GIVEN TASK -
Where a line of the listing below includes the word "бюджетам", reproduce that line.

(Recorded data)
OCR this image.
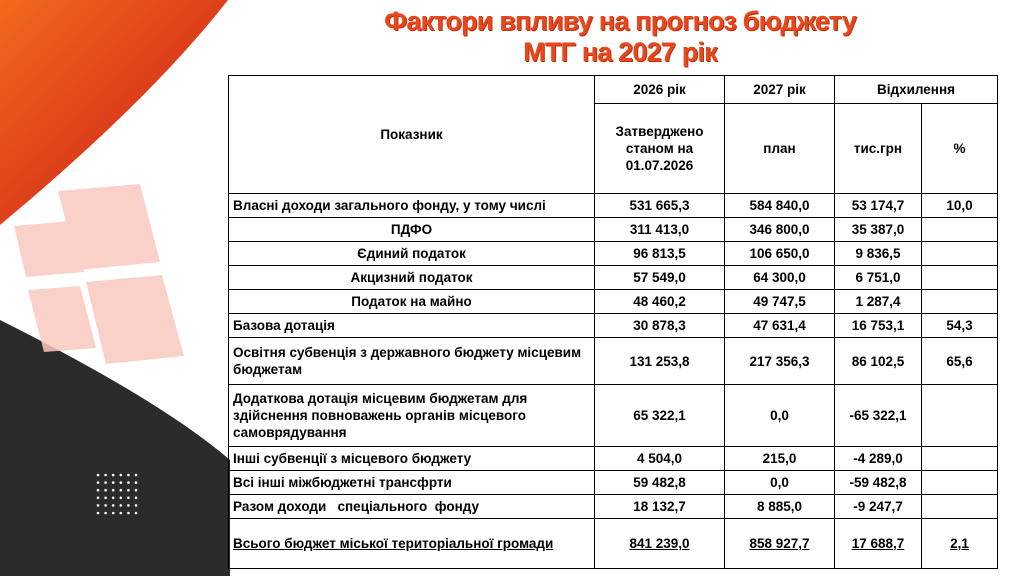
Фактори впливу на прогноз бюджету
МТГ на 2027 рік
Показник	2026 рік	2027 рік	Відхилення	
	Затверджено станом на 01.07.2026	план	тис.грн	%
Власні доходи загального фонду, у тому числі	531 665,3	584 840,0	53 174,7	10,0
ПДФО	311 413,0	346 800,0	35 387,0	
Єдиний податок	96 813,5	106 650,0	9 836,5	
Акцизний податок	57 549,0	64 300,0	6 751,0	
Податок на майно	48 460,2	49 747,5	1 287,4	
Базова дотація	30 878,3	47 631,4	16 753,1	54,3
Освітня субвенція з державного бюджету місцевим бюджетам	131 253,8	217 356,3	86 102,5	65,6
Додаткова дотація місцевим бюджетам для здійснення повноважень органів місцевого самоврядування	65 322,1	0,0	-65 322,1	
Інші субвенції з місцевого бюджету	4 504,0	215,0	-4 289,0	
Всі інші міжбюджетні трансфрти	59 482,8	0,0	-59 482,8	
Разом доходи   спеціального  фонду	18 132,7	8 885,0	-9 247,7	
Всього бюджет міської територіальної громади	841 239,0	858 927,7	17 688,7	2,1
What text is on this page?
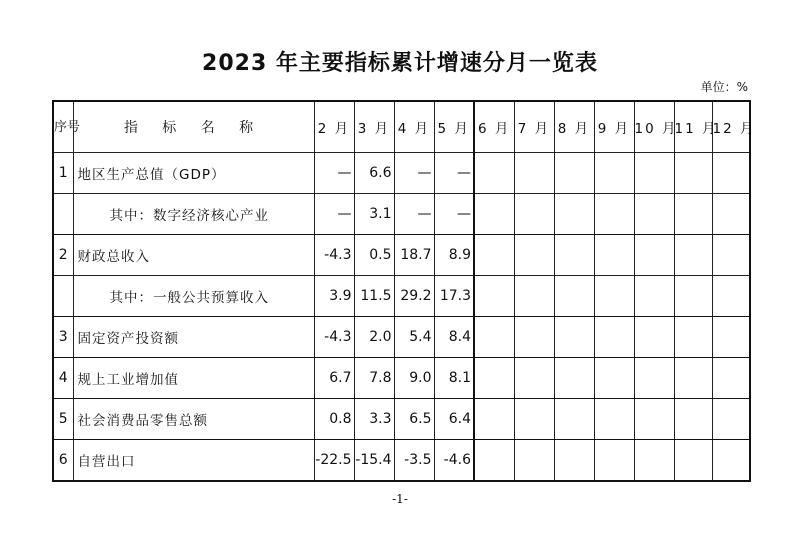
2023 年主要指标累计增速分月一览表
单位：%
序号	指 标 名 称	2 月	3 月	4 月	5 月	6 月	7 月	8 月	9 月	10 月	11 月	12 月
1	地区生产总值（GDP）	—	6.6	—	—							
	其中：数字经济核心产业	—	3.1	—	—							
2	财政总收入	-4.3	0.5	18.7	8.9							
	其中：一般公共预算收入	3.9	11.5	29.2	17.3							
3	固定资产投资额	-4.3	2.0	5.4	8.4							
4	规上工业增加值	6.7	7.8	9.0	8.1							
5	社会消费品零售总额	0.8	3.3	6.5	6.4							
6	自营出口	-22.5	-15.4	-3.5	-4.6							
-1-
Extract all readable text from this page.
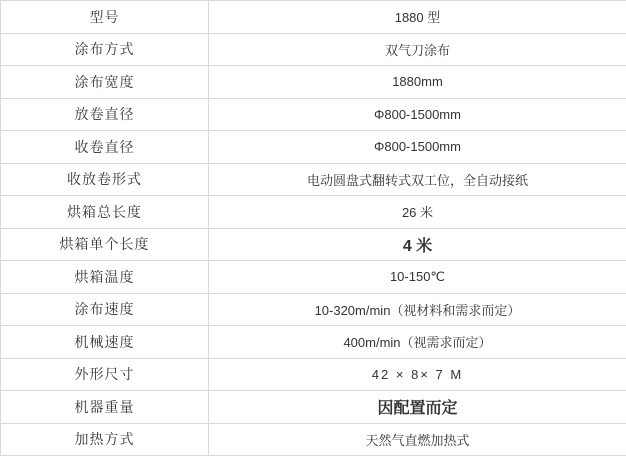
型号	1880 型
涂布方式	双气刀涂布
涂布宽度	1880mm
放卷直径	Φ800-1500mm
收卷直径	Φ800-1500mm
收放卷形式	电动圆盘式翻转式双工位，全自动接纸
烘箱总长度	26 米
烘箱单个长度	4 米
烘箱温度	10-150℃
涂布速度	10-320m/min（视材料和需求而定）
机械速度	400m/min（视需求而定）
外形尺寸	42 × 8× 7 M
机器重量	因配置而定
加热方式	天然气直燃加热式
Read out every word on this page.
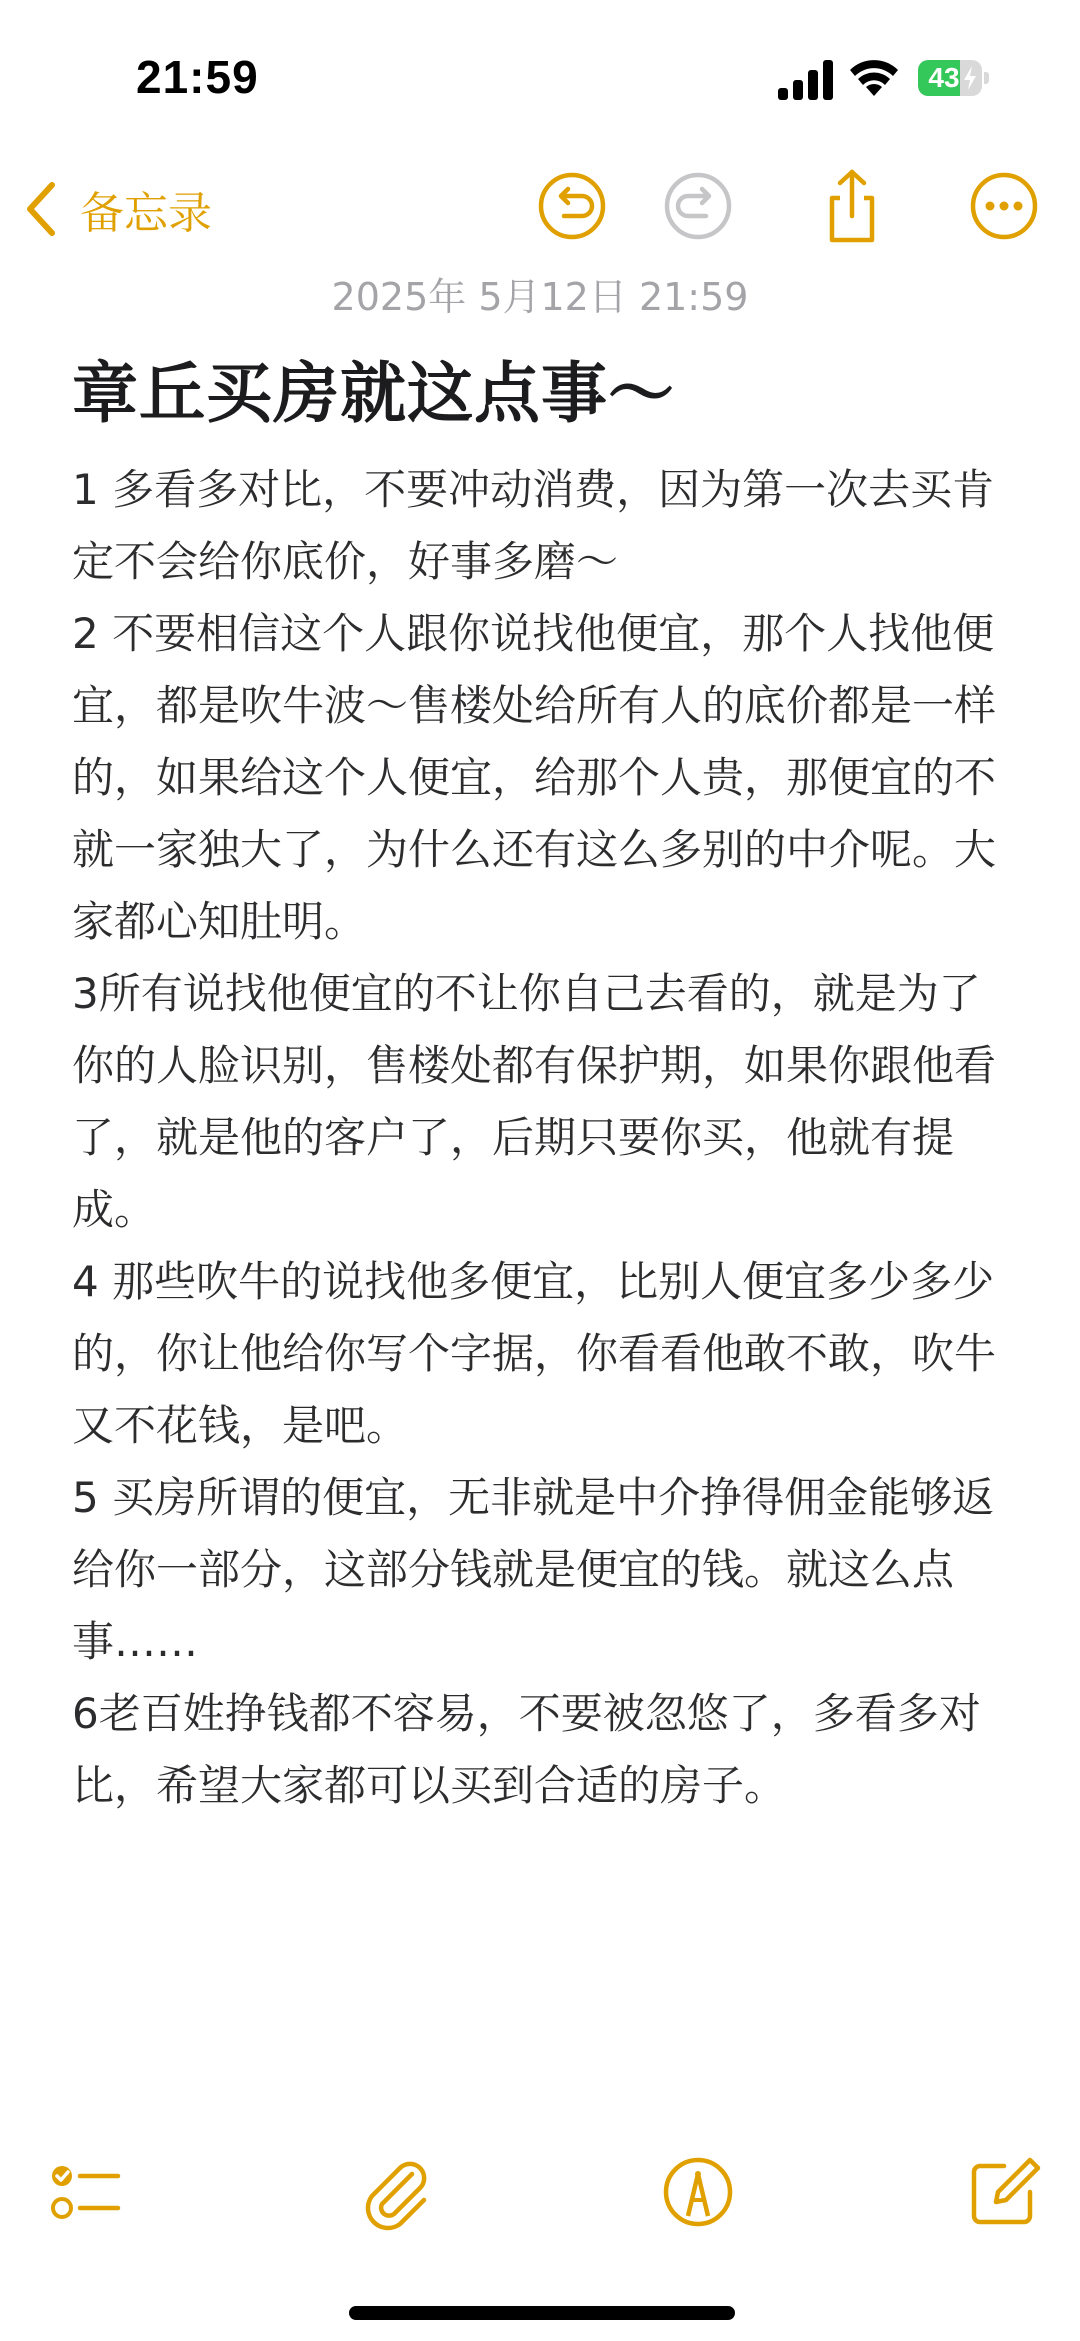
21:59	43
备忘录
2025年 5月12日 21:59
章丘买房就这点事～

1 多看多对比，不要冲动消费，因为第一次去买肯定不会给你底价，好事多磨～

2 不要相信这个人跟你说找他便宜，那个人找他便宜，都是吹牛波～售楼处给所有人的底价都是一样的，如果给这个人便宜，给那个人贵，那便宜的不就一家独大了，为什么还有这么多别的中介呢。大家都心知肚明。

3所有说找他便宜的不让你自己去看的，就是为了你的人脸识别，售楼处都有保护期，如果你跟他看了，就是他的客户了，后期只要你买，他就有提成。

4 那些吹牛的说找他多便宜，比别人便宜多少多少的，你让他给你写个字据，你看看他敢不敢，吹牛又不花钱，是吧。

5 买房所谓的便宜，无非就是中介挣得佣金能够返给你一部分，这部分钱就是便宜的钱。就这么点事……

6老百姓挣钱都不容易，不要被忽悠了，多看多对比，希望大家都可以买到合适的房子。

EXPECTED OUTPUT -
Освітня субвенція з державного бюджету місцевим бюджетам	131 253,8	217 356,3	86 102,5	65,6
Додаткова дотація місцевим бюджетам для здійснення повноважень органів місцевого самоврядування	65 322,1	0,0	-65 322,1	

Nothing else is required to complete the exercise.